Provided data:
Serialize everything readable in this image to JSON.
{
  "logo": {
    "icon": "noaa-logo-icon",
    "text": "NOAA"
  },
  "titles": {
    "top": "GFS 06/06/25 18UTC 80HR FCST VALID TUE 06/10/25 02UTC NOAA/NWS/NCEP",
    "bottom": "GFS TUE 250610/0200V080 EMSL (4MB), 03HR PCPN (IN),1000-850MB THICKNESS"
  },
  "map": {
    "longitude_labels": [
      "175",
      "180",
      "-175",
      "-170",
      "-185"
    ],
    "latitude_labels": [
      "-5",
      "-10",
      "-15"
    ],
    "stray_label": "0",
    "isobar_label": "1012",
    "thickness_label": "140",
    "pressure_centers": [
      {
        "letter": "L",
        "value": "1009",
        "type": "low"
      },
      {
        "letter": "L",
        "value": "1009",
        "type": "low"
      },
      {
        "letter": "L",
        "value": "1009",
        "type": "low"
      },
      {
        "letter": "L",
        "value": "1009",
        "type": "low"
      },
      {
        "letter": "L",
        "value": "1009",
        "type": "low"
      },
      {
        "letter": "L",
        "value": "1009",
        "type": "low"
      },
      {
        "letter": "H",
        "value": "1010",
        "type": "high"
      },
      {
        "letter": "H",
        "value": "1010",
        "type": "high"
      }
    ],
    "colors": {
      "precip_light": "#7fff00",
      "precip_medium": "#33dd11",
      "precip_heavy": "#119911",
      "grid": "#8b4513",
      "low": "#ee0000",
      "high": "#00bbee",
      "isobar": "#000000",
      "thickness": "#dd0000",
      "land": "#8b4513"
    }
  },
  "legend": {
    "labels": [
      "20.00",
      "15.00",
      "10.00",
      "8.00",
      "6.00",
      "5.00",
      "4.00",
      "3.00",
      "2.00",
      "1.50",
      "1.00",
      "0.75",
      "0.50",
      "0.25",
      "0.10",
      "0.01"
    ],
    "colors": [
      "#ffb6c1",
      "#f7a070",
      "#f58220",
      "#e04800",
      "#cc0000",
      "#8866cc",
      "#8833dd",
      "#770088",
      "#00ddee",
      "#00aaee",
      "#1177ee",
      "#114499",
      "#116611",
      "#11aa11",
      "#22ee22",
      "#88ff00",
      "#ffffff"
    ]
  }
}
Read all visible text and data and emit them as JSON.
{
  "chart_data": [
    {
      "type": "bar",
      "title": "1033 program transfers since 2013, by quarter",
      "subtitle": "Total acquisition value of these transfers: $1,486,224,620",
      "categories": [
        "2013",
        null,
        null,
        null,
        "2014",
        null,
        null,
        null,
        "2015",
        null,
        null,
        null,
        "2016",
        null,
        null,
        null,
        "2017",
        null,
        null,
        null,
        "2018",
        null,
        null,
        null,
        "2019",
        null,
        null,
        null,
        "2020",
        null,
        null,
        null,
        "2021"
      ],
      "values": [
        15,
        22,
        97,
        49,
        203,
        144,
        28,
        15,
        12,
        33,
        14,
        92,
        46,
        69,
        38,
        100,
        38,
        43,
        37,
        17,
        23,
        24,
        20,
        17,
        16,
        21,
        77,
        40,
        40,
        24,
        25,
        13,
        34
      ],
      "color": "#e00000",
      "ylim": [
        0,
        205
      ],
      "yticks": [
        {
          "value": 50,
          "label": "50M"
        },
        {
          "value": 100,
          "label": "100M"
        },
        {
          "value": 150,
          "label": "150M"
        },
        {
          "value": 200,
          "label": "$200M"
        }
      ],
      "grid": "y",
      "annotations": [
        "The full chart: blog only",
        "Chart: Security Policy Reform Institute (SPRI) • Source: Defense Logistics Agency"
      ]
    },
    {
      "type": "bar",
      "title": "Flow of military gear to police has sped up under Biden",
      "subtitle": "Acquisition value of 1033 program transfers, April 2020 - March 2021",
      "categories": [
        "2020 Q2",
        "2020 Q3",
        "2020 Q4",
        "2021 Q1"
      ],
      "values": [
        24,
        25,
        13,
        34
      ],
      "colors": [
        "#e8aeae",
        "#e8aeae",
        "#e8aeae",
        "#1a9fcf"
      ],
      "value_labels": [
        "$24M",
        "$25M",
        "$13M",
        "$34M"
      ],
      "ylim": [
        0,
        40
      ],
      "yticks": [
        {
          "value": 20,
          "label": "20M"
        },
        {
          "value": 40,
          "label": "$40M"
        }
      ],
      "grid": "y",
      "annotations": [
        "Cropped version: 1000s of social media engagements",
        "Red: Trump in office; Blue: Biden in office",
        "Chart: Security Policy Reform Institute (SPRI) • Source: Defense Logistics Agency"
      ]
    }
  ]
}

To be done: Go through the records and pull out each line that includes the word "program".

Full response:
      "title": "1033 program transfers since 2013, by quarter",
      "subtitle": "Acquisition value of 1033 program transfers, April 2020 - March 2021",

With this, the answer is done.